#### [PROMPT]
Count every line in the following entries where the word "segment" appears. Give the count alone.
───── EXTRACTED DATA ─────
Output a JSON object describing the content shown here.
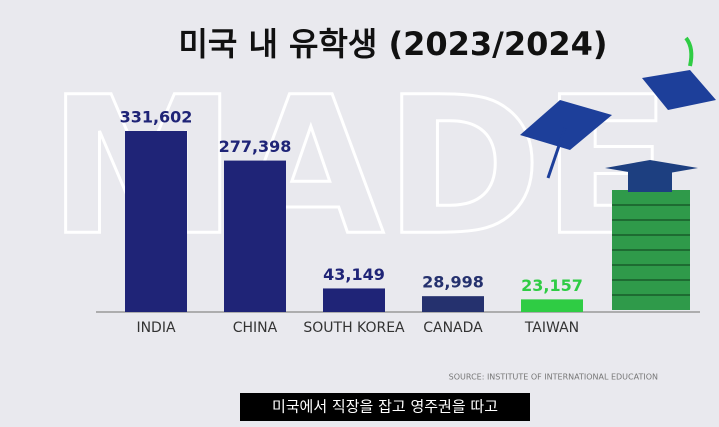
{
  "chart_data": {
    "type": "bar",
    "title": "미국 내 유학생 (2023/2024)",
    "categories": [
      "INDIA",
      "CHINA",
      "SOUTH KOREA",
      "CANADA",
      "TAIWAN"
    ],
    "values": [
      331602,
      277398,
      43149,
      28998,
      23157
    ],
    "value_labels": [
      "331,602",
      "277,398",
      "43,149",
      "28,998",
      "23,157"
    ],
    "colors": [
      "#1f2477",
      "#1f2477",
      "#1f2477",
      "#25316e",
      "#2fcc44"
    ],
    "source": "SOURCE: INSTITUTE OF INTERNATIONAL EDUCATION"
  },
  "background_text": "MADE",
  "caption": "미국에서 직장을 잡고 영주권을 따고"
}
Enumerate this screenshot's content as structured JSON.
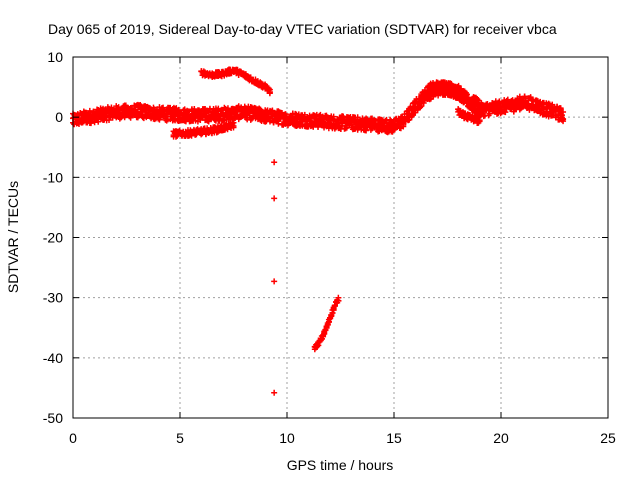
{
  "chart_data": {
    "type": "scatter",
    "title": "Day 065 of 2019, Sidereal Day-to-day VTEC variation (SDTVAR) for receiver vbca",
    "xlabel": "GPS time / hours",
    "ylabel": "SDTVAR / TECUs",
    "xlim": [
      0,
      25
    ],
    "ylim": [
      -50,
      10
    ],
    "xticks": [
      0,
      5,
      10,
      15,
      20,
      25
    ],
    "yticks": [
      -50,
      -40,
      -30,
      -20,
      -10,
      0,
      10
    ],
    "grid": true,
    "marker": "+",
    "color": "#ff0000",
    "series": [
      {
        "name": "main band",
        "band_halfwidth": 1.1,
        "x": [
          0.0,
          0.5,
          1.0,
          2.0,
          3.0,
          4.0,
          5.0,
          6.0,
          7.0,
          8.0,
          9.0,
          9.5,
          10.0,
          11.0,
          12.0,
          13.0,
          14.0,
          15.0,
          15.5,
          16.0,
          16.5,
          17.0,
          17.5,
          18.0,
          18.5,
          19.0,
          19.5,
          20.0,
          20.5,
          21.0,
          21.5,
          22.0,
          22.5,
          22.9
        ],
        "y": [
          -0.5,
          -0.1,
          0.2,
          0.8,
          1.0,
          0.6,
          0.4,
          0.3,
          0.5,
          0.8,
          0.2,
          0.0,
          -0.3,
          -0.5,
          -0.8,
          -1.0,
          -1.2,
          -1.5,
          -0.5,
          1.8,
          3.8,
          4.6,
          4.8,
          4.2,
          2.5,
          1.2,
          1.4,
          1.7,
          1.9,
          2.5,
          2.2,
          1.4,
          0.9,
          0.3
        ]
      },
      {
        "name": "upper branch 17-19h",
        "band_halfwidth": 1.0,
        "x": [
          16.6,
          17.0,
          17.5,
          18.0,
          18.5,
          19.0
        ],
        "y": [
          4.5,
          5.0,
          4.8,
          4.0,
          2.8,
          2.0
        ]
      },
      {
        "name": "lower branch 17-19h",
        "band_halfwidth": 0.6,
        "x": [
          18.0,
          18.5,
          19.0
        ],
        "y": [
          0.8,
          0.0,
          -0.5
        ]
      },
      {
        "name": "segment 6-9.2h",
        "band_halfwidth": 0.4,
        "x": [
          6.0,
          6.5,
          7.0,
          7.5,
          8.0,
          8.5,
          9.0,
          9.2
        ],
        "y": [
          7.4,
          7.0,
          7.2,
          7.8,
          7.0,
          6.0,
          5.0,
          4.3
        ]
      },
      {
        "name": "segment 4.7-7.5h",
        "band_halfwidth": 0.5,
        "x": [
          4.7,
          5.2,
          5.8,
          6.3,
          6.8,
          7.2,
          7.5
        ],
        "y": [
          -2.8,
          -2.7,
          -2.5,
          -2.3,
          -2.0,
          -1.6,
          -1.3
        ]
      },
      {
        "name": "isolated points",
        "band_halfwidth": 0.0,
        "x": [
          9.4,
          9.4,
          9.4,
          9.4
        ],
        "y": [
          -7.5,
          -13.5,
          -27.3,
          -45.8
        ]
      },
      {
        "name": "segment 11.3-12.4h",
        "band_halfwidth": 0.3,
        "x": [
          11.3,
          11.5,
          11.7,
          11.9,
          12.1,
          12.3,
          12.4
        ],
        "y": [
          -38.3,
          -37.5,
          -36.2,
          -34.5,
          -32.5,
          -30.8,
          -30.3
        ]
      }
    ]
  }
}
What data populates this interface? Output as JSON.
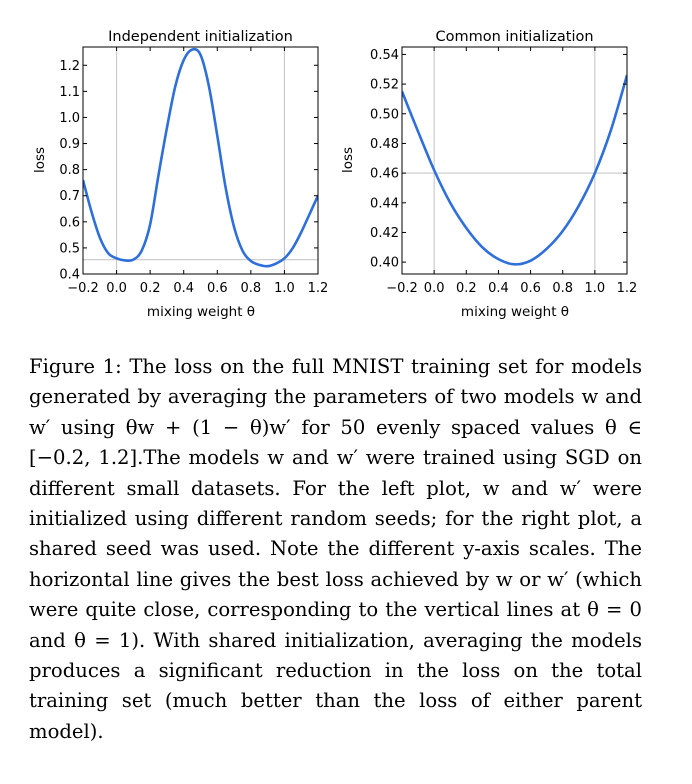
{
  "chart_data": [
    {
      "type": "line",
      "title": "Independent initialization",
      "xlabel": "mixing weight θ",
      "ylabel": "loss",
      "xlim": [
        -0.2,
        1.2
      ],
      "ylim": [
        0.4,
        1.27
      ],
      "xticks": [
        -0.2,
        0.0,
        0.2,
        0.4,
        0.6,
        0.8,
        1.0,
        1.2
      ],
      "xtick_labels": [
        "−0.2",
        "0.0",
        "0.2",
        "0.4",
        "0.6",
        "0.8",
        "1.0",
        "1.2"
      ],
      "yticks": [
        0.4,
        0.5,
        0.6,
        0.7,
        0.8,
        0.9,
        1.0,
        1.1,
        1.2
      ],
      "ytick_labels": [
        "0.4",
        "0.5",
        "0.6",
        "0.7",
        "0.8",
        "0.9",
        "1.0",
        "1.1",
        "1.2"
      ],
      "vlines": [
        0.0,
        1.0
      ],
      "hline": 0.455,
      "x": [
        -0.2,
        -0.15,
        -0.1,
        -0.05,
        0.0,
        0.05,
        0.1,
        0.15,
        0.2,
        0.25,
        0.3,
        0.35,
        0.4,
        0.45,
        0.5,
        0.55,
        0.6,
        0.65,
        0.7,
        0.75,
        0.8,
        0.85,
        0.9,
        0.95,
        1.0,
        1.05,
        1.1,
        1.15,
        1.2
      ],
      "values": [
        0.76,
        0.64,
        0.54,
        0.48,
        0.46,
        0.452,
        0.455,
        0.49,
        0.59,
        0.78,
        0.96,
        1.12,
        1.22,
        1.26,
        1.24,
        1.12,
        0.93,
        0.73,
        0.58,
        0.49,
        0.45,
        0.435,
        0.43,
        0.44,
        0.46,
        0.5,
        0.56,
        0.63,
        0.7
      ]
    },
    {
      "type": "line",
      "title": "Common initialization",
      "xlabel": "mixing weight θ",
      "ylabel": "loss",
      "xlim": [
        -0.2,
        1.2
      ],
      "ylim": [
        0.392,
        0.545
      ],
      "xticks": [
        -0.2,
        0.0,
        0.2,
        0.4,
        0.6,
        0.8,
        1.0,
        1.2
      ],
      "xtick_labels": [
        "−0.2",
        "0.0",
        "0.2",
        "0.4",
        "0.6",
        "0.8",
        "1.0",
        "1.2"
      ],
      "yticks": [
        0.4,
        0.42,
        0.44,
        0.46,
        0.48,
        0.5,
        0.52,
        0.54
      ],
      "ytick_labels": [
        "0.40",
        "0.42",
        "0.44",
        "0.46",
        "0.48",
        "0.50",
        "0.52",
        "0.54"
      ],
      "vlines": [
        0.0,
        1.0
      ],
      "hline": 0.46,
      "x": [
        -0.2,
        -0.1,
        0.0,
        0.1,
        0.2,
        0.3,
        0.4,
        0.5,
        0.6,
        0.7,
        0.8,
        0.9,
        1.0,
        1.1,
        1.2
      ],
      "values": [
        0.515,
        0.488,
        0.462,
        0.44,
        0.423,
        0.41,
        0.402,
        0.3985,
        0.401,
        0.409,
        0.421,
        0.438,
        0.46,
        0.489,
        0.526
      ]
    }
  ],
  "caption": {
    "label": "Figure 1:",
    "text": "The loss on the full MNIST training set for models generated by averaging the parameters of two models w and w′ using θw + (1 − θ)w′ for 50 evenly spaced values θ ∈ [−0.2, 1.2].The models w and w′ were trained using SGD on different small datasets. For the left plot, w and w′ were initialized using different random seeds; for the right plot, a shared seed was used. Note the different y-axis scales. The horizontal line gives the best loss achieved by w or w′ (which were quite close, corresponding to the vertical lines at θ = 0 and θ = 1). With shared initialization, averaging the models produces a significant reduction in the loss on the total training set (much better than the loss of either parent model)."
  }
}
─────
#### [COMPLETE RESPONSE]
3